→ What is asked
From the entries below, please gather each line containing the string "this".

-- begin Given data --

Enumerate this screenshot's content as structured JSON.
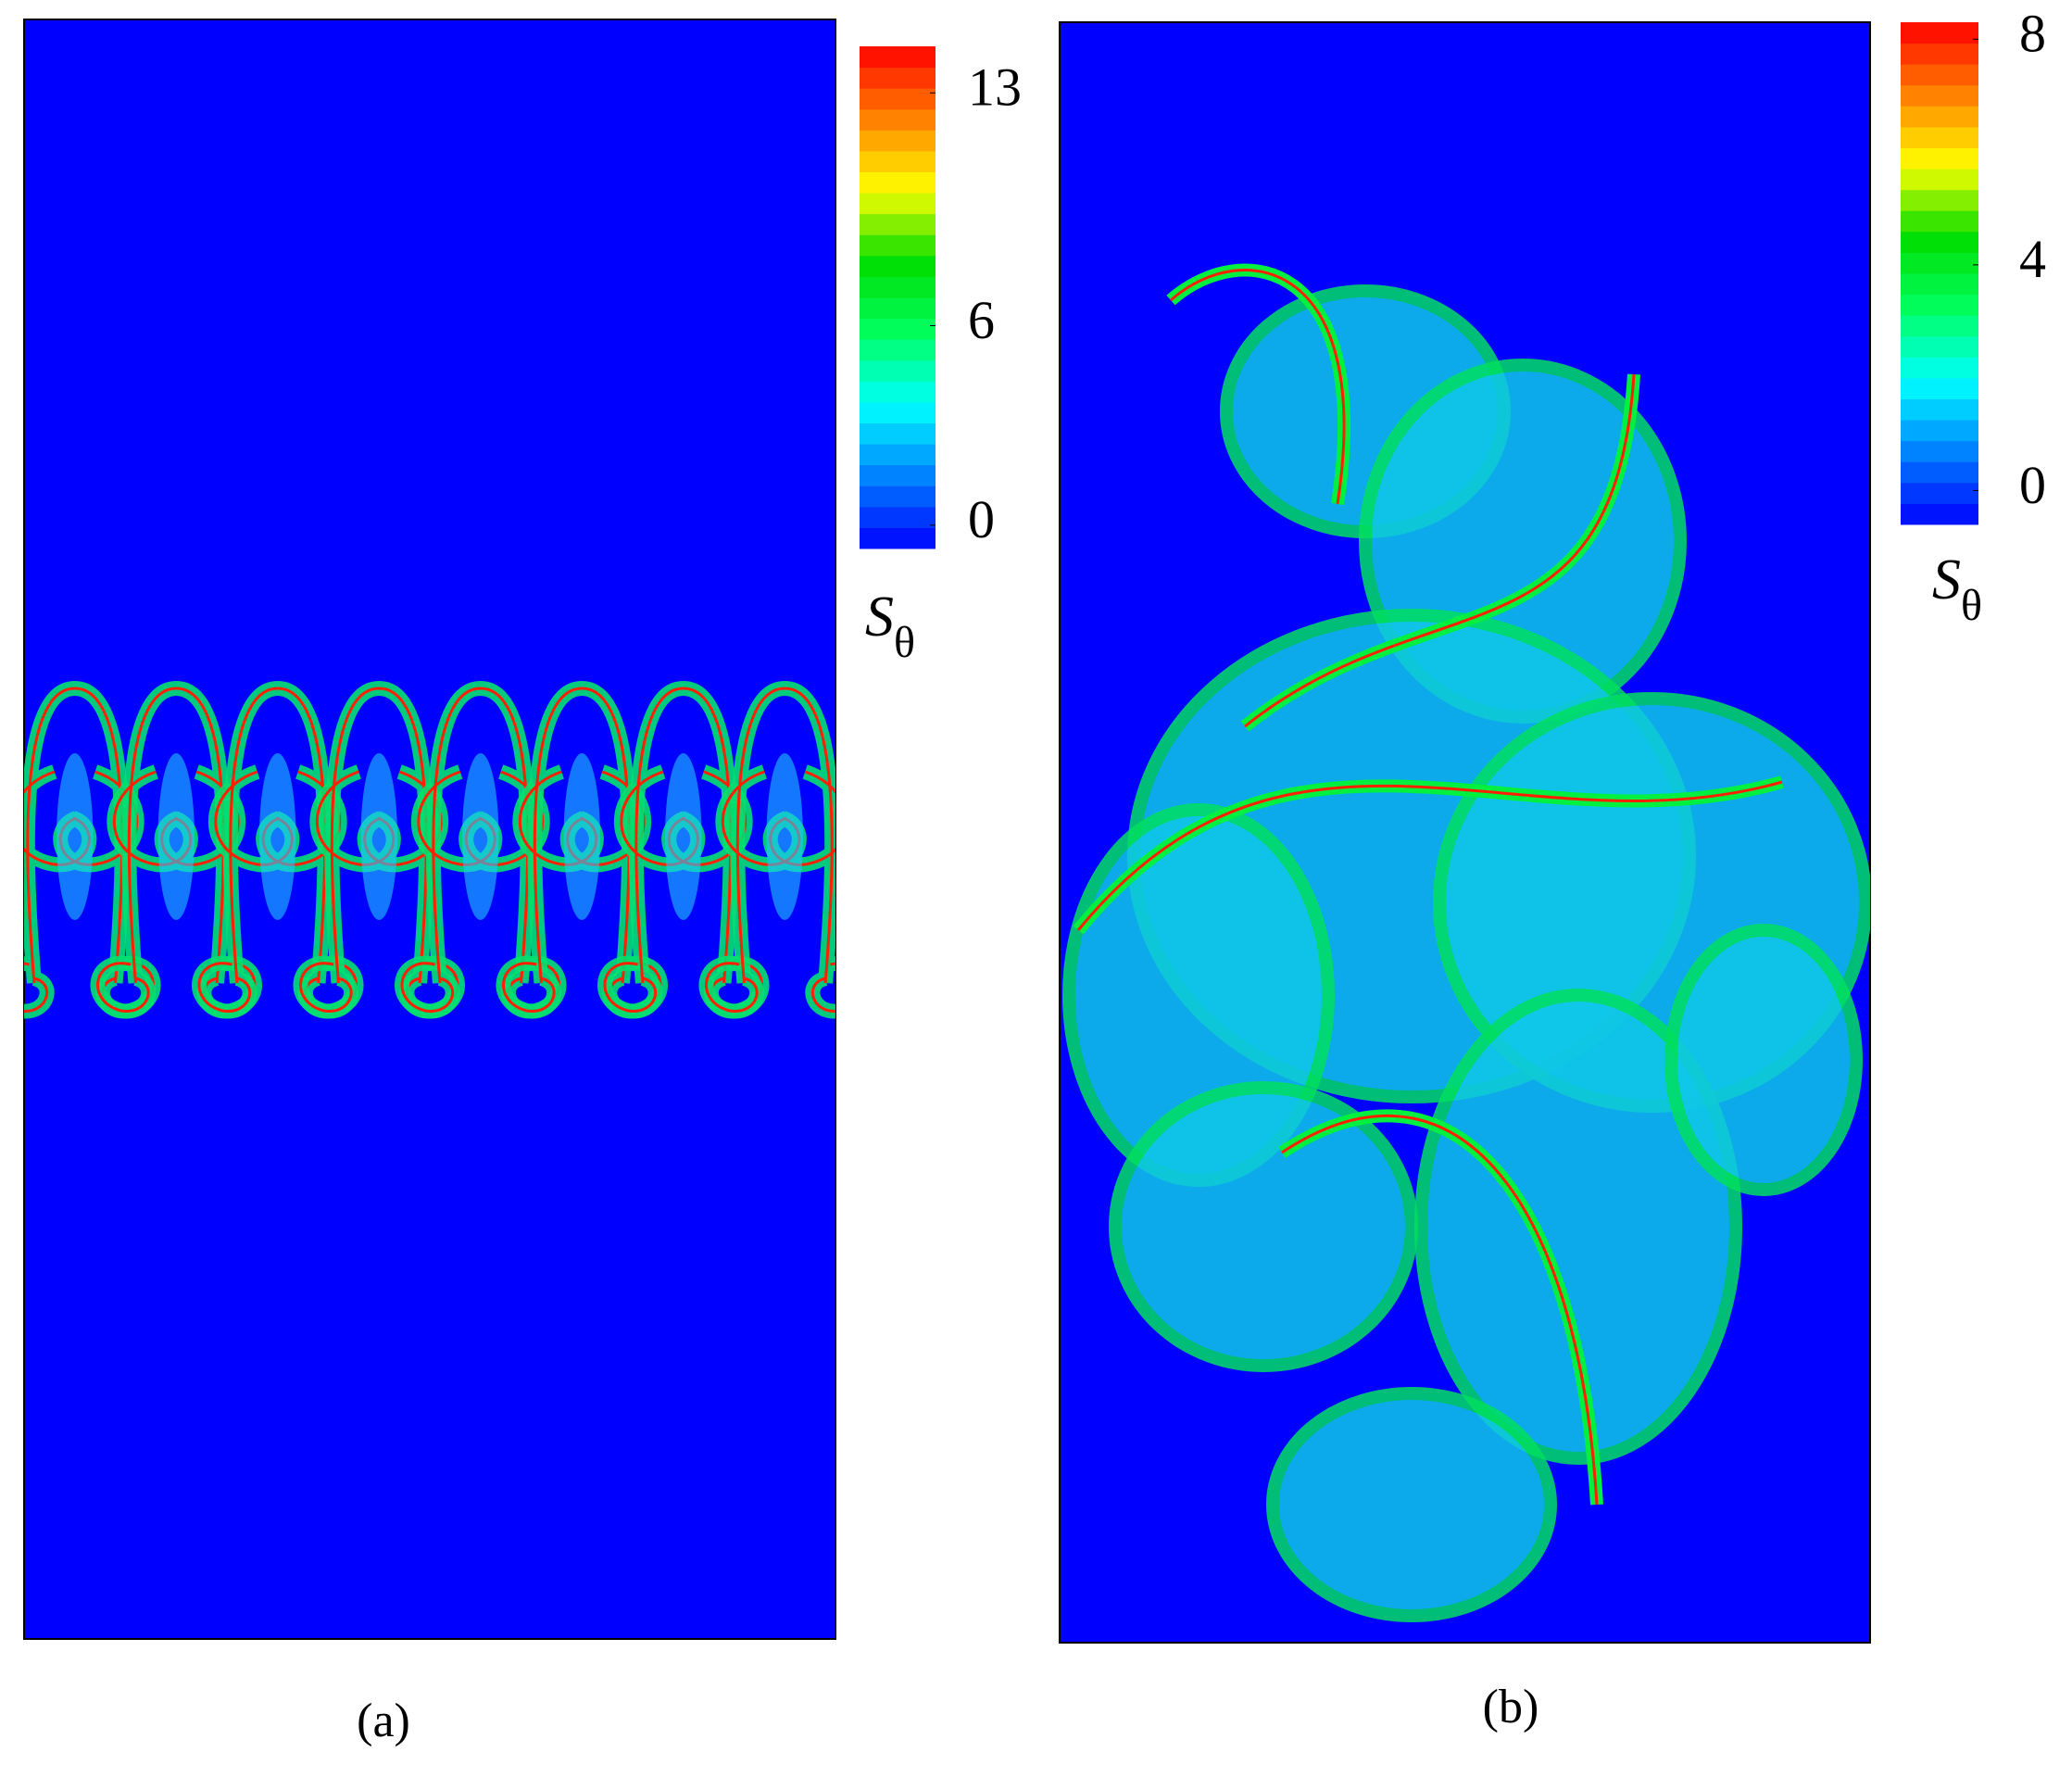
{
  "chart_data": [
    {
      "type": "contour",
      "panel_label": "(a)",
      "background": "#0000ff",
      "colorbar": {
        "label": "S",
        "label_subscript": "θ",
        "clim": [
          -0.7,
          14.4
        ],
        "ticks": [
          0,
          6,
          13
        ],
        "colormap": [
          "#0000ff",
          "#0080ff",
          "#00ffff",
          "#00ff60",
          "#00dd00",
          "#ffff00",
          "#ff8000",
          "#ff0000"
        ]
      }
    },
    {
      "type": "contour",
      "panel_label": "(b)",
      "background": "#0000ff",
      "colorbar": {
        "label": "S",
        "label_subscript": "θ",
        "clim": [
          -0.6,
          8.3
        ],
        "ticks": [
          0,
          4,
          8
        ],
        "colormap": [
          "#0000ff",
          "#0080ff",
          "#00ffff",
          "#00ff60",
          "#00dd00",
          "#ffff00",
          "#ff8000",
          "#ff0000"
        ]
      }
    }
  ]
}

-- end Given data --
-- begin Given data --

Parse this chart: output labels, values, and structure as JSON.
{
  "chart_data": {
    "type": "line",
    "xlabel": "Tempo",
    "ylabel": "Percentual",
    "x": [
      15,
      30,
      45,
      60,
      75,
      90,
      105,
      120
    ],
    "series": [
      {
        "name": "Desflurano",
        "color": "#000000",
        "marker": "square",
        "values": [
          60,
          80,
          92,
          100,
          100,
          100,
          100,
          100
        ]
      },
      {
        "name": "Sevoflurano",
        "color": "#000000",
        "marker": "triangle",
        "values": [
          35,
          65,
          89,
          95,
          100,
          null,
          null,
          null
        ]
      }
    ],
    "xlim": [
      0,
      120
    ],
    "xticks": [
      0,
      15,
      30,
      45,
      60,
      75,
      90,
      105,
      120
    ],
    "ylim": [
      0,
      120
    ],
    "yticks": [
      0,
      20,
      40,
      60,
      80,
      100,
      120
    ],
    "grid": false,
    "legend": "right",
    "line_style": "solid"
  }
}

-- end Given data --

→ Final answer
Enumerate this screenshot's content as structured JSON.
Parse this chart: output labels, values, and structure as JSON.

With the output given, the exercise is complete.